Selected excerpt:
Backpacking Tips and Tricks





Introduction: Backpacking Tips and Tricks

Backpacking in the wilderness can be some of the most exhilarating and satisfying experiences of your life. A sense of wonder and curiosity, combined with heightened senses and just a hint of danger make it a habit worth getting addicted to. Nothing can replicate the satisfaction of being in the wilderness over an extended period of time, leaving the trappings of civilization behind.

There are many factors that can determine whether the trip will be memorable or miserable. Planning is essential. I have been backpacking for over 36 years, rarely going to the same destination twice, and have learned a few valuable tips and tricks to help make your trip a positive one. 

Step 1: Awareness of Hazards

Read all signs at trailheads to learn about fire, lightning, bear activity, etc. Understand the distances you are covering and become familiar with your map. At all junctions, read the signs carefully and make sure everyone is together making the correct turns.

Step 2: Socks

Using two layers of socks can substantially reduce your chances of getting blisters. A thin polypropylene underlayer, with a wool blend on top will be very comfortable. If you sense a "hot spot" of rubbing after a while, immediately put a piece of moleskin over the spot to absorb the rubbing and keep your feet happy.

Step 3: Boots

Clean, condition, and waterproof your boots.  This will help them last longer and keep your feet dry.  You can clean dust off your boots with a damp rag.

Step 4: Warm Your Clothes at Night

Many mountain mornings can be cool, even in the summer. Consider putting your next day's clothes in the bottom of your sleeping bag at night so they will be toasty warm when you put them on in the morning.

Step 5: Camp Footwear

It's great to get out of you heavy hiking boots once you get to your camp spot. You will also want to spend time there and not always be on the go. An old pair of sandals or Teva's are great to wear around camp for swimming and lounging. Your feet will love you!

Step 6: Mosquito Net

In the Sierras, mid to late August is a time when mosquitoes have mostly faded away, and your life will be immeasurably better for it. Try to do your backpacking trip during this time. However, if you must go earlier, or if it has been a wet year, a mosquito net will keep you from going insane. They tend to be mostly active at dawn and dusk, so if you had to wear one, it would probably just be during those times. This is my all-time most important piece of equipment!

Given data:
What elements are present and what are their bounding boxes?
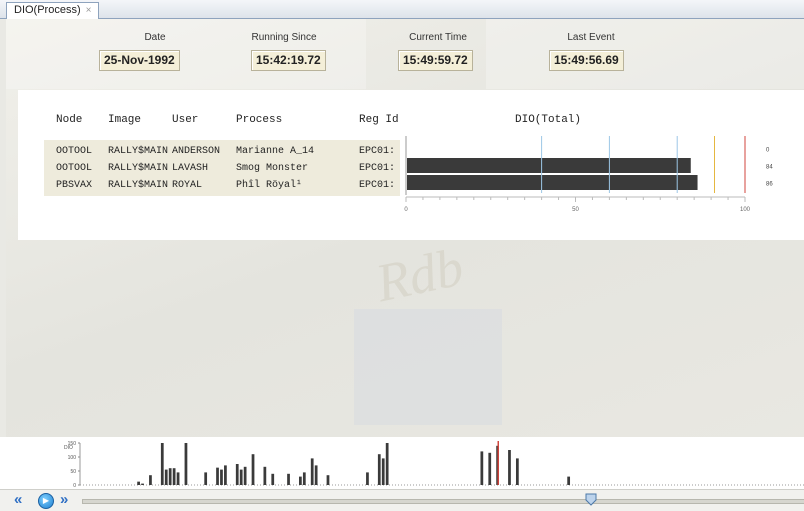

Problem description:
Pick up the backpacking tips text after its final sentence and continue writing it.

Answer to this task:
Step 7: Mountain Pillow

Use your sleeping bag stuff sack to create a comfortable pillow. Put a down jacket or other soft clothing items in your stuff sack. put everything inside of a t-shirt for softness against your face.

Step 8: Shade

Pitch your tents in the trees to provide shade from the morning or afternoon sun, whichever you prefer. Or both!

Step 9: Water

For unlimited and clean tasting water, bring a legitimate water filter. It's a bit of work each time, but you don't want to risk getting parasites or have to taste the iodine from tablets. Use two people so you don't accidentally drop the spout into the lake and contaminate it.

Step 10: Food Storage

Some wilderness areas require you to store food in portable bear canisters or "vaults." They fit into your backpack, and you should include your toothpaste, sunscreen, lip balm, and anything with a scent besides your food when you close it at night.  They are kind of expensive, but you can rent them cheaply at ranger stations if you don't want to buy them.  They also make great seats!

Step 11: Reading

Some folks enjoy sitting in the shade by a lake by a towering mountain and reading a good book. Consider bringing a kindle or lightweight paperback for you down time (my daughter brings massive "Game of Thrones" volumes, but what can you do?). Besides, it could rain all afternoon, so it's nice to have something to do for that possibility.

Step 12: End of the Trip, Part 1

Have some clean clothes waiting for you in the car when you get back to the trailhead. What a luxury!

Step 13: End of the Trip, Part 2

Have a nice snack waiting for you when you get back. If you are in a heavily impacted area, you might be required to store your food in a bear-proof locker.

Step 14: End of the Trip, Part 3

Waste no time in finding a nearby river or lake to rinse off the trail grime. It's the best, most satisfying feeling in the world!

I hope these tips help your trip be a magnificent one!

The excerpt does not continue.